*Problem to work on*
Consider the records below. How many of their lines include the word "this"? State the number and nothing else.
● ● ● ●
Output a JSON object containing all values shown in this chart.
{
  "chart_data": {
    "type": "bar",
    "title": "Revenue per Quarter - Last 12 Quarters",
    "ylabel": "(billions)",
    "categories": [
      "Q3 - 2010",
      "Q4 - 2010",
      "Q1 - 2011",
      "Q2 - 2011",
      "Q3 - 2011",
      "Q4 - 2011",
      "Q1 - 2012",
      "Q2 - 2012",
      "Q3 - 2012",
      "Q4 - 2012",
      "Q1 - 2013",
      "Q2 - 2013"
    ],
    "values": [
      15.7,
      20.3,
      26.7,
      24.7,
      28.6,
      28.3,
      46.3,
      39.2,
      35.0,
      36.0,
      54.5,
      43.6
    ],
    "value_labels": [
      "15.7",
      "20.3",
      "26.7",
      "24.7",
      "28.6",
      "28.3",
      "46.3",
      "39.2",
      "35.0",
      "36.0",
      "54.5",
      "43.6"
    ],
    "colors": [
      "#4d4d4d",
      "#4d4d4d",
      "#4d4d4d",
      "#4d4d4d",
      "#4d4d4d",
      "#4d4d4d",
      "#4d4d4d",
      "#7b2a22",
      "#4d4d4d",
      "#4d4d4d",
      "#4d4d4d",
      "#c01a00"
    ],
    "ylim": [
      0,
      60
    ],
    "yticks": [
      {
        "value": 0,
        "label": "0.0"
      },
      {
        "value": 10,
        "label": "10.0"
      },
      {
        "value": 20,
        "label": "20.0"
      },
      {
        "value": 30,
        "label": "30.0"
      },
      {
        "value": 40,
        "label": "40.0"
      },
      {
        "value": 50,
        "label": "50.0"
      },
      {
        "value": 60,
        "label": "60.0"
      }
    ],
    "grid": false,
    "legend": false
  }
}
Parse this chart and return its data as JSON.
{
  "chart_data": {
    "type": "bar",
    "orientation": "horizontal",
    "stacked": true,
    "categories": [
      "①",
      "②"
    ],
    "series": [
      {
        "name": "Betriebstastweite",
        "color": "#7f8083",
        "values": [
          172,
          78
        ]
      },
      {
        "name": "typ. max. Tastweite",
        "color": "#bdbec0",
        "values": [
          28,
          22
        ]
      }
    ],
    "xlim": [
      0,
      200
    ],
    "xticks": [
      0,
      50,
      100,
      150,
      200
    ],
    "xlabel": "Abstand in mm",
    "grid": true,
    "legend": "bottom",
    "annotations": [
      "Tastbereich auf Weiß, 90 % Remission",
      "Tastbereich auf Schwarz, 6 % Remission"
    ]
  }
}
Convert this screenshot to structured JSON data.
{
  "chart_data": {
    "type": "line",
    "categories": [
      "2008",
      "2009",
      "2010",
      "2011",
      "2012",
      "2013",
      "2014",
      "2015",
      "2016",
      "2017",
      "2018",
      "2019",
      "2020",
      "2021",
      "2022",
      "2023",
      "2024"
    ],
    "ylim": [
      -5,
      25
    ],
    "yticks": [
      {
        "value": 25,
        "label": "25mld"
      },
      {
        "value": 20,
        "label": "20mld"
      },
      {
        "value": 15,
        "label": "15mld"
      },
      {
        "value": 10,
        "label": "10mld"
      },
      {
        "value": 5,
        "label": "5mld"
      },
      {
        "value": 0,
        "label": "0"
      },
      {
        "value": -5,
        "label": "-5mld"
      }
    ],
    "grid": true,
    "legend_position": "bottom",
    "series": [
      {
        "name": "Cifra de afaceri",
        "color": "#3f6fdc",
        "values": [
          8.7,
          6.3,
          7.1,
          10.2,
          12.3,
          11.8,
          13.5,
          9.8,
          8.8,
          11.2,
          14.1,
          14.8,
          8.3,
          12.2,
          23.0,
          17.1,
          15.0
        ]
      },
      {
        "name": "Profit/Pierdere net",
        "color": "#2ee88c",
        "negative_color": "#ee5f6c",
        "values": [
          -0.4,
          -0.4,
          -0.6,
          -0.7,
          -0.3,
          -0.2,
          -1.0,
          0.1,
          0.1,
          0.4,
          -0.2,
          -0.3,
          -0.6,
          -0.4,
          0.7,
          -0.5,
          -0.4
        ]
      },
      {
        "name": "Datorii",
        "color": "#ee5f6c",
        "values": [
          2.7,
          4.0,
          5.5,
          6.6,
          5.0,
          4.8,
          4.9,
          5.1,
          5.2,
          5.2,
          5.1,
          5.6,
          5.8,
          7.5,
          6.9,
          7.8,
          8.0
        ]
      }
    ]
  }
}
● ● ● ●
*Full output*
3